[Start of DATASET]
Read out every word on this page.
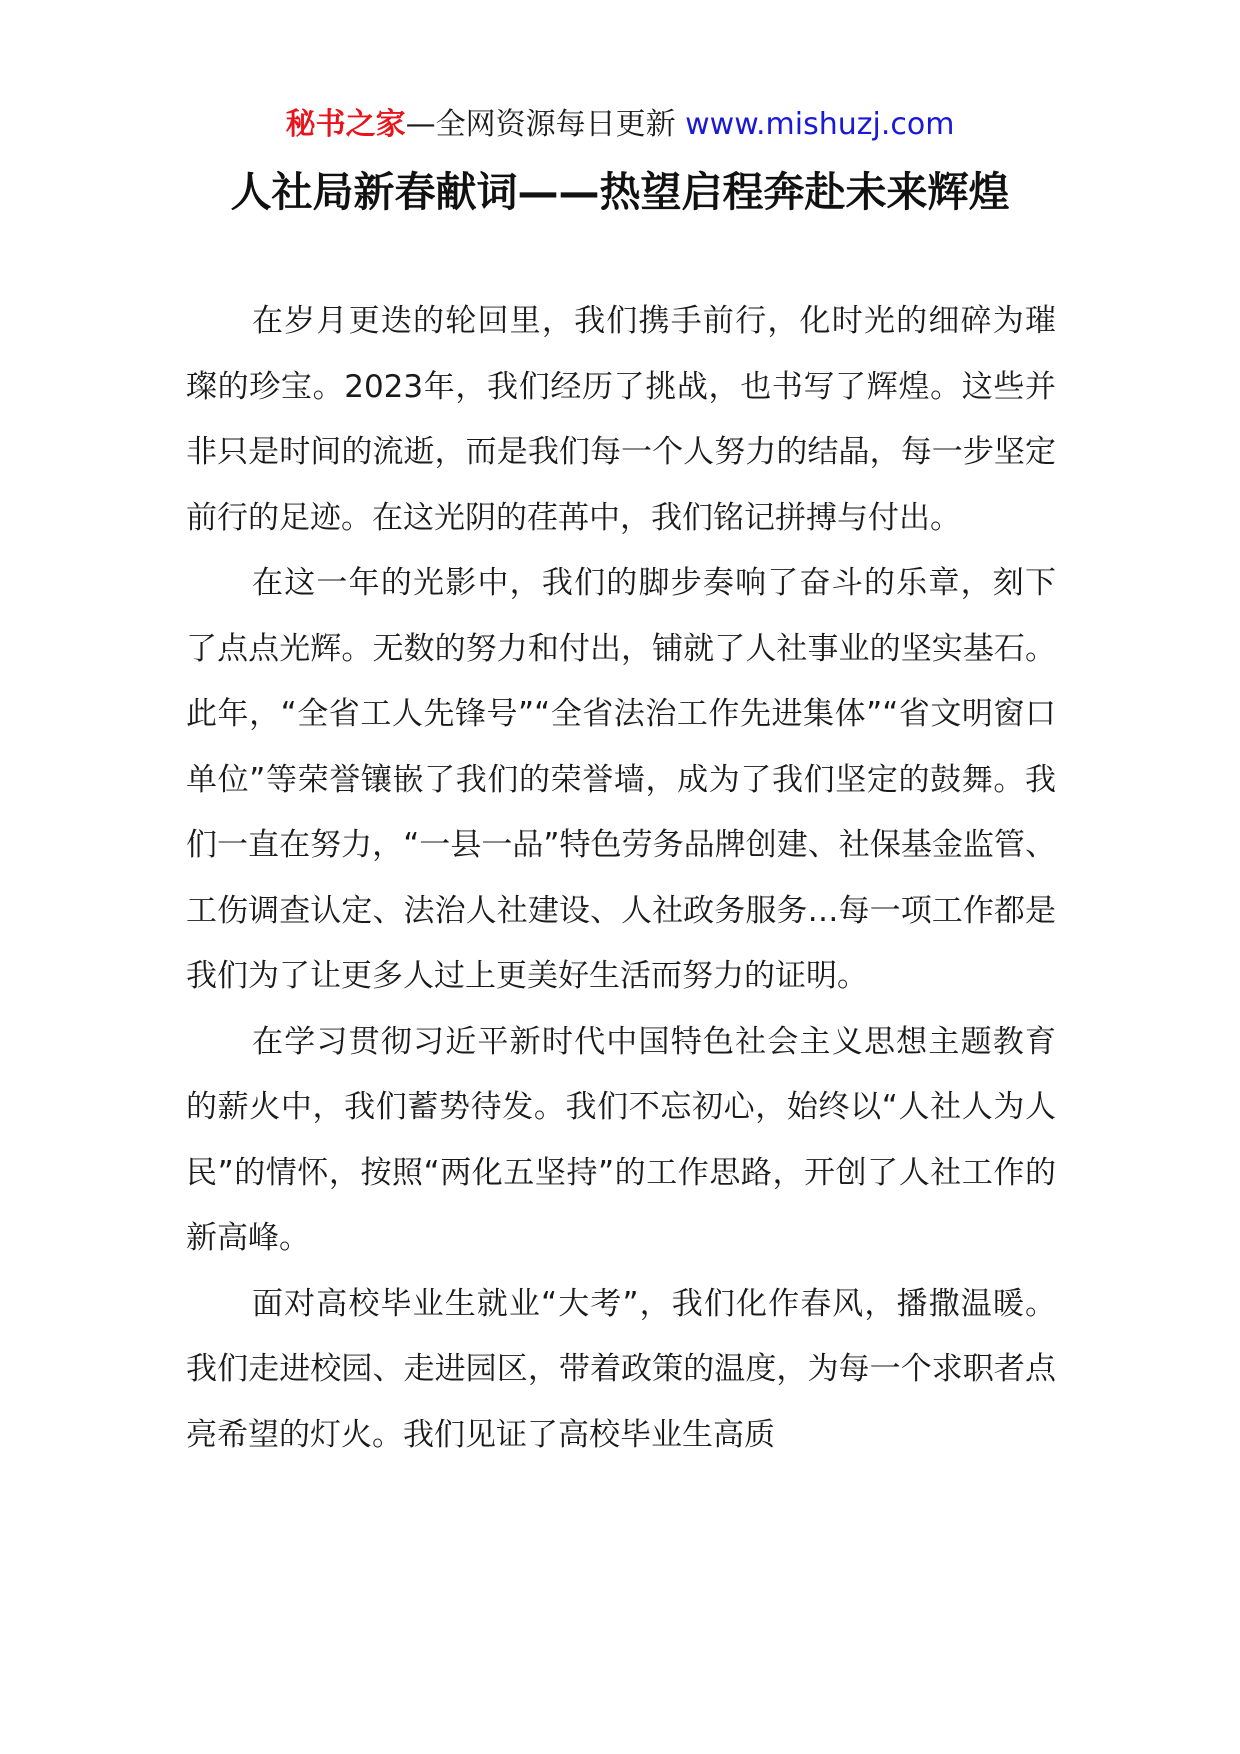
秘书之家—全网资源每日更新 www.mishuzj.com
人社局新春献词——热望启程奔赴未来辉煌

在岁月更迭的轮回里，我们携手前行，化时光的细碎为璀璨的珍宝。2023年，我们经历了挑战，也书写了辉煌。这些并非只是时间的流逝，而是我们每一个人努力的结晶，每一步坚定前行的足迹。在这光阴的荏苒中，我们铭记拼搏与付出。

在这一年的光影中，我们的脚步奏响了奋斗的乐章，刻下了点点光辉。无数的努力和付出，铺就了人社事业的坚实基石。此年，“全省工人先锋号”“全省法治工作先进集体”“省文明窗口单位”等荣誉镶嵌了我们的荣誉墙，成为了我们坚定的鼓舞。我们一直在努力，“一县一品”特色劳务品牌创建、社保基金监管、工伤调查认定、法治人社建设、人社政务服务…每一项工作都是我们为了让更多人过上更美好生活而努力的证明。

在学习贯彻习近平新时代中国特色社会主义思想主题教育的薪火中，我们蓄势待发。我们不忘初心，始终以“人社人为人民”的情怀，按照“两化五坚持”的工作思路，开创了人社工作的新高峰。

面对高校毕业生就业“大考”，我们化作春风，播撒温暖。我们走进校园、走进园区，带着政策的温度，为每一个求职者点亮希望的灯火。我们见证了高校毕业生高质
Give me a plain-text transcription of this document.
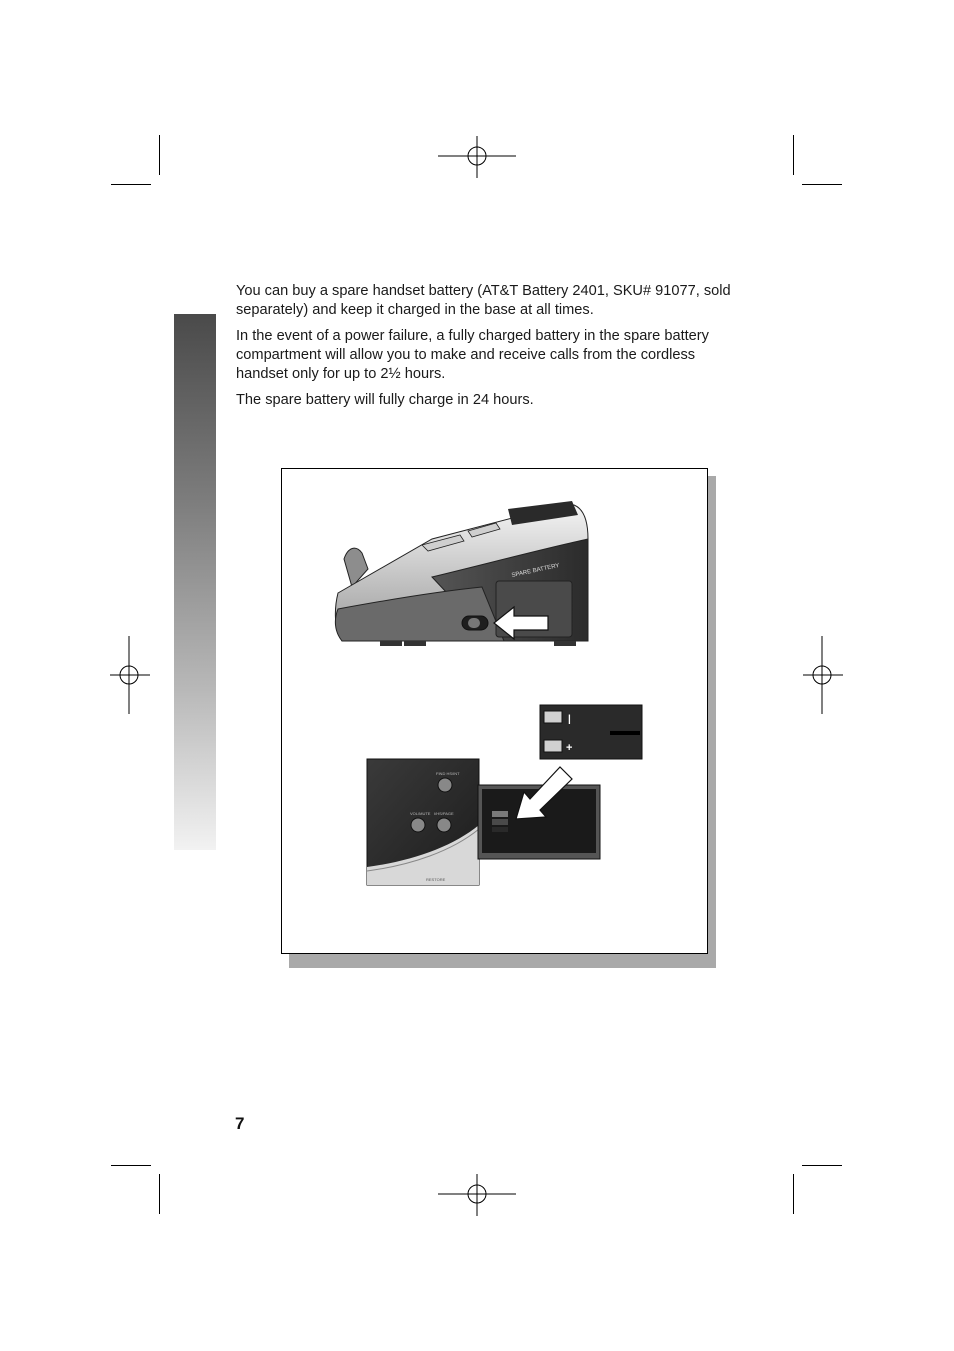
You can buy a spare handset battery (AT&T Battery 2401, SKU# 91077, sold separately) and keep it charged in the base at all times.

In the event of a power failure, a fully charged battery in the spare battery compartment will allow you to make and receive calls from the cordless handset only for up to 2½ hours.

The spare battery will fully charge in 24 hours.

SPARE BATTERY
|
+
FIND HS/INT
VOL/MUTE I/HS/PAGE
RESTORE
7
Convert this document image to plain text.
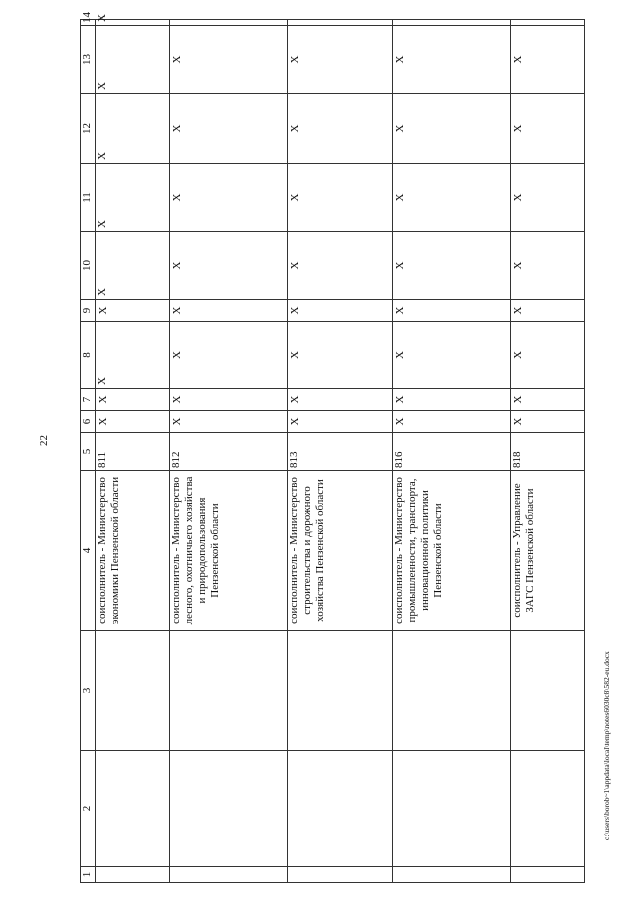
22
1	2	3	4	5	6	7	8	9	10	11	12	13	14
			соисполнитель - Министерство экономики Пензенской области	811	X	X	X	X	X	X	X	X	X
			соисполнитель - Министерство лесного, охотничьего хозяйства и природопользования Пензенской области	812	X	X	X	X	X	X	X	X	
			соисполнитель - Министерство строительства и дорожного хозяйства Пензенской области	813	X	X	X	X	X	X	X	X	
			соисполнитель - Министерство промышленности, транспорта, инновационной политики Пензенской области	816	X	X	X	X	X	X	X	X	
			соисполнитель - Управление ЗАГС Пензенской области	818	X	X	X	X	X	X	X	X	
c:\users\borob~1\appdata\local\temp\notes6030c8\582-eu.docx
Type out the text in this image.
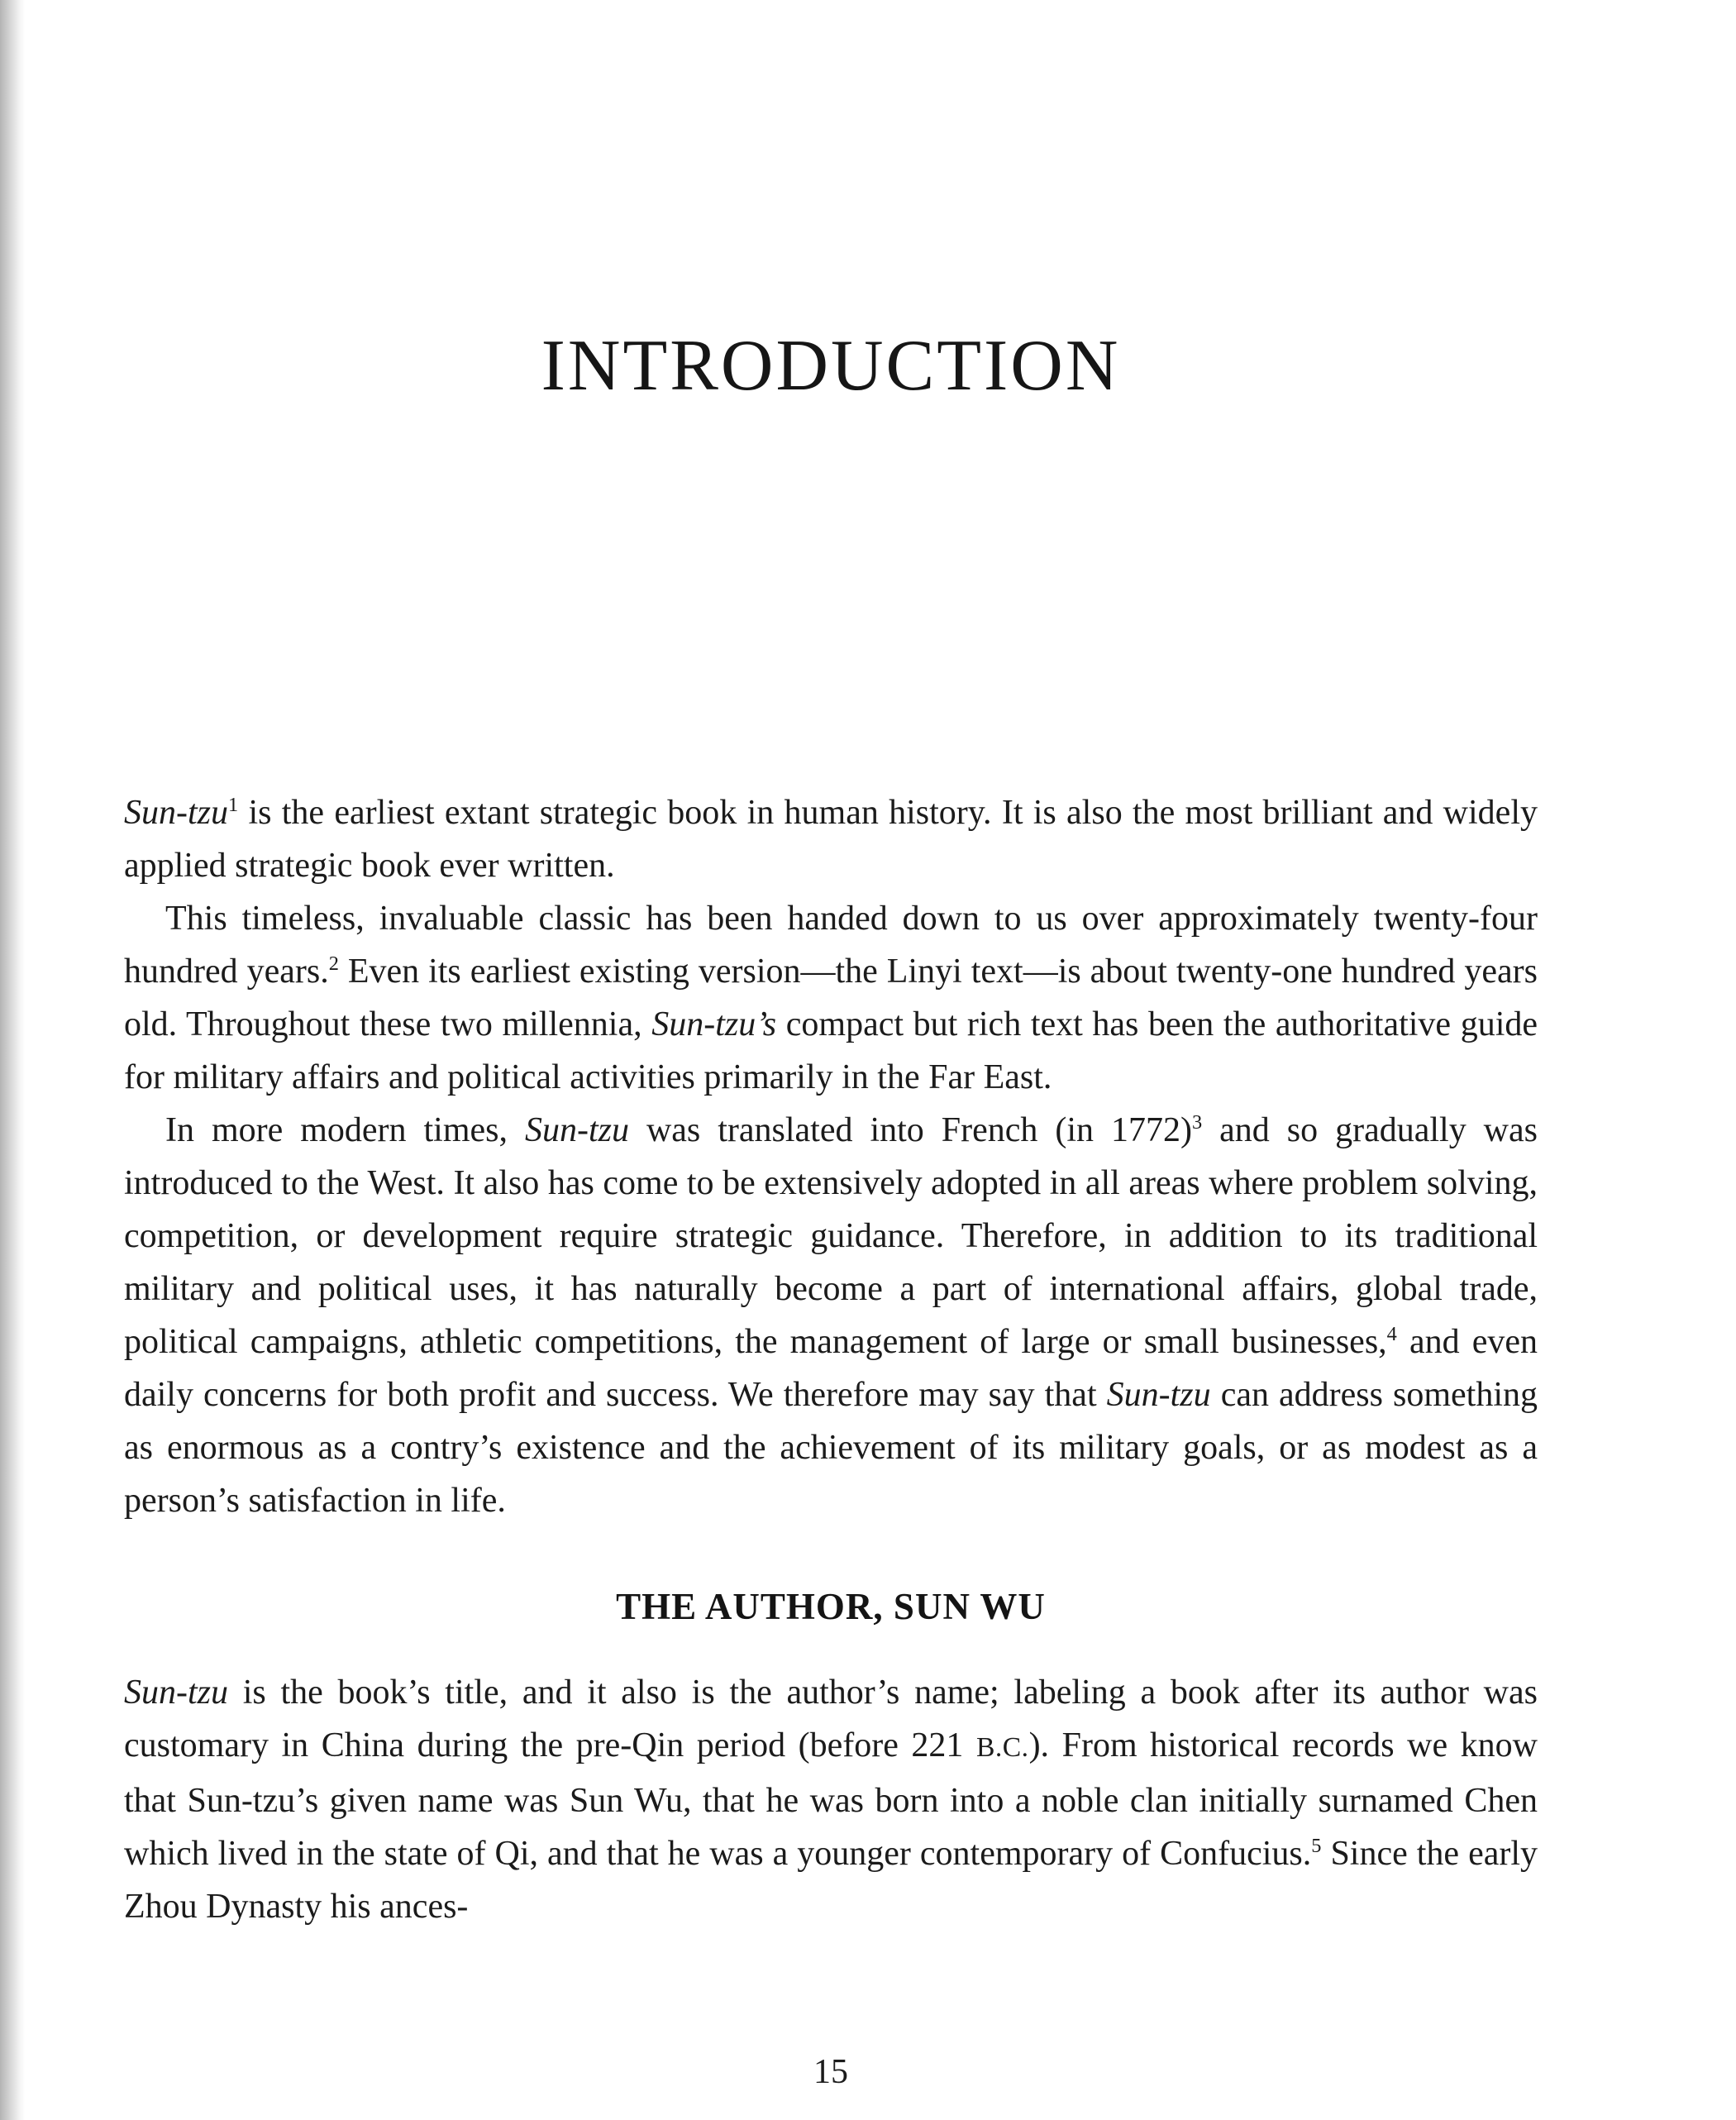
INTRODUCTION

Sun-tzu$^1$ is the earliest extant strategic book in human history. It is also the most brilliant and widely applied strategic book ever written.

This timeless, invaluable classic has been handed down to us over approximately twenty-four hundred years.$^2$ Even its earliest existing version—the Linyi text—is about twenty-one hundred years old. Throughout these two millennia, Sun-tzu’s compact but rich text has been the authoritative guide for military affairs and political activities primarily in the Far East.

In more modern times, Sun-tzu was translated into French (in 1772)$^3$ and so gradually was introduced to the West. It also has come to be extensively adopted in all areas where problem solving, competition, or development require strategic guidance. Therefore, in addition to its traditional military and political uses, it has naturally become a part of international affairs, global trade, political campaigns, athletic competitions, the management of large or small businesses,$^4$ and even daily concerns for both profit and success. We therefore may say that Sun-tzu can address something as enormous as a contry’s existence and the achievement of its military goals, or as modest as a person’s satisfaction in life.

THE AUTHOR, SUN WU

Sun-tzu is the book’s title, and it also is the author’s name; labeling a book after its author was customary in China during the pre-Qin period (before 221 B.C.). From historical records we know that Sun-tzu’s given name was Sun Wu, that he was born into a noble clan initially surnamed Chen which lived in the state of Qi, and that he was a younger contemporary of Confucius.$^5$ Since the early Zhou Dynasty his ances-

15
[End of DATASET]
## WHAT THE TASK ASKS
Write out the entries above word for word. Do not include the pictures.

## TASK SOLUTION
Read out every word on this page.
秘书之家—全网资源每日更新 www.mishuzj.com
人社局新春献词——热望启程奔赴未来辉煌

在岁月更迭的轮回里，我们携手前行，化时光的细碎为璀璨的珍宝。2023年，我们经历了挑战，也书写了辉煌。这些并非只是时间的流逝，而是我们每一个人努力的结晶，每一步坚定前行的足迹。在这光阴的荏苒中，我们铭记拼搏与付出。

在这一年的光影中，我们的脚步奏响了奋斗的乐章，刻下了点点光辉。无数的努力和付出，铺就了人社事业的坚实基石。此年，“全省工人先锋号”“全省法治工作先进集体”“省文明窗口单位”等荣誉镶嵌了我们的荣誉墙，成为了我们坚定的鼓舞。我们一直在努力，“一县一品”特色劳务品牌创建、社保基金监管、工伤调查认定、法治人社建设、人社政务服务…每一项工作都是我们为了让更多人过上更美好生活而努力的证明。

在学习贯彻习近平新时代中国特色社会主义思想主题教育的薪火中，我们蓄势待发。我们不忘初心，始终以“人社人为人民”的情怀，按照“两化五坚持”的工作思路，开创了人社工作的新高峰。

面对高校毕业生就业“大考”，我们化作春风，播撒温暖。我们走进校园、走进园区，带着政策的温度，为每一个求职者点亮希望的灯火。我们见证了高校毕业生高质
Give me a plain-text transcription of this document.
You can buy a spare handset battery (AT&T Battery 2401, SKU# 91077, sold separately) and keep it charged in the base at all times.

In the event of a power failure, a fully charged battery in the spare battery compartment will allow you to make and receive calls from the cordless handset only for up to 2½ hours.

The spare battery will fully charge in 24 hours.

SPARE BATTERY
|
+
FIND HS/INT
VOL/MUTE I/HS/PAGE
RESTORE
7
Convert this document image to plain text.
22
1	2	3	4	5	6	7	8	9	10	11	12	13	14
			соисполнитель - Министерство экономики Пензенской области	811	X	X	X	X	X	X	X	X	X
			соисполнитель - Министерство лесного, охотничьего хозяйства и природопользования Пензенской области	812	X	X	X	X	X	X	X	X	
			соисполнитель - Министерство строительства и дорожного хозяйства Пензенской области	813	X	X	X	X	X	X	X	X	
			соисполнитель - Министерство промышленности, транспорта, инновационной политики Пензенской области	816	X	X	X	X	X	X	X	X	
			соисполнитель - Управление ЗАГС Пензенской области	818	X	X	X	X	X	X	X	X	
c:\users\borob~1\appdata\local\temp\notes6030c8\582-eu.docx
Type out the text in this image.
INTRODUCTION

Sun-tzu$^1$ is the earliest extant strategic book in human history. It is also the most brilliant and widely applied strategic book ever written.

This timeless, invaluable classic has been handed down to us over approximately twenty-four hundred years.$^2$ Even its earliest existing version—the Linyi text—is about twenty-one hundred years old. Throughout these two millennia, Sun-tzu’s compact but rich text has been the authoritative guide for military affairs and political activities primarily in the Far East.

In more modern times, Sun-tzu was translated into French (in 1772)$^3$ and so gradually was introduced to the West. It also has come to be extensively adopted in all areas where problem solving, competition, or development require strategic guidance. Therefore, in addition to its traditional military and political uses, it has naturally become a part of international affairs, global trade, political campaigns, athletic competitions, the management of large or small businesses,$^4$ and even daily concerns for both profit and success. We therefore may say that Sun-tzu can address something as enormous as a contry’s existence and the achievement of its military goals, or as modest as a person’s satisfaction in life.

THE AUTHOR, SUN WU

Sun-tzu is the book’s title, and it also is the author’s name; labeling a book after its author was customary in China during the pre-Qin period (before 221 B.C.). From historical records we know that Sun-tzu’s given name was Sun Wu, that he was born into a noble clan initially surnamed Chen which lived in the state of Qi, and that he was a younger contemporary of Confucius.$^5$ Since the early Zhou Dynasty his ances-

15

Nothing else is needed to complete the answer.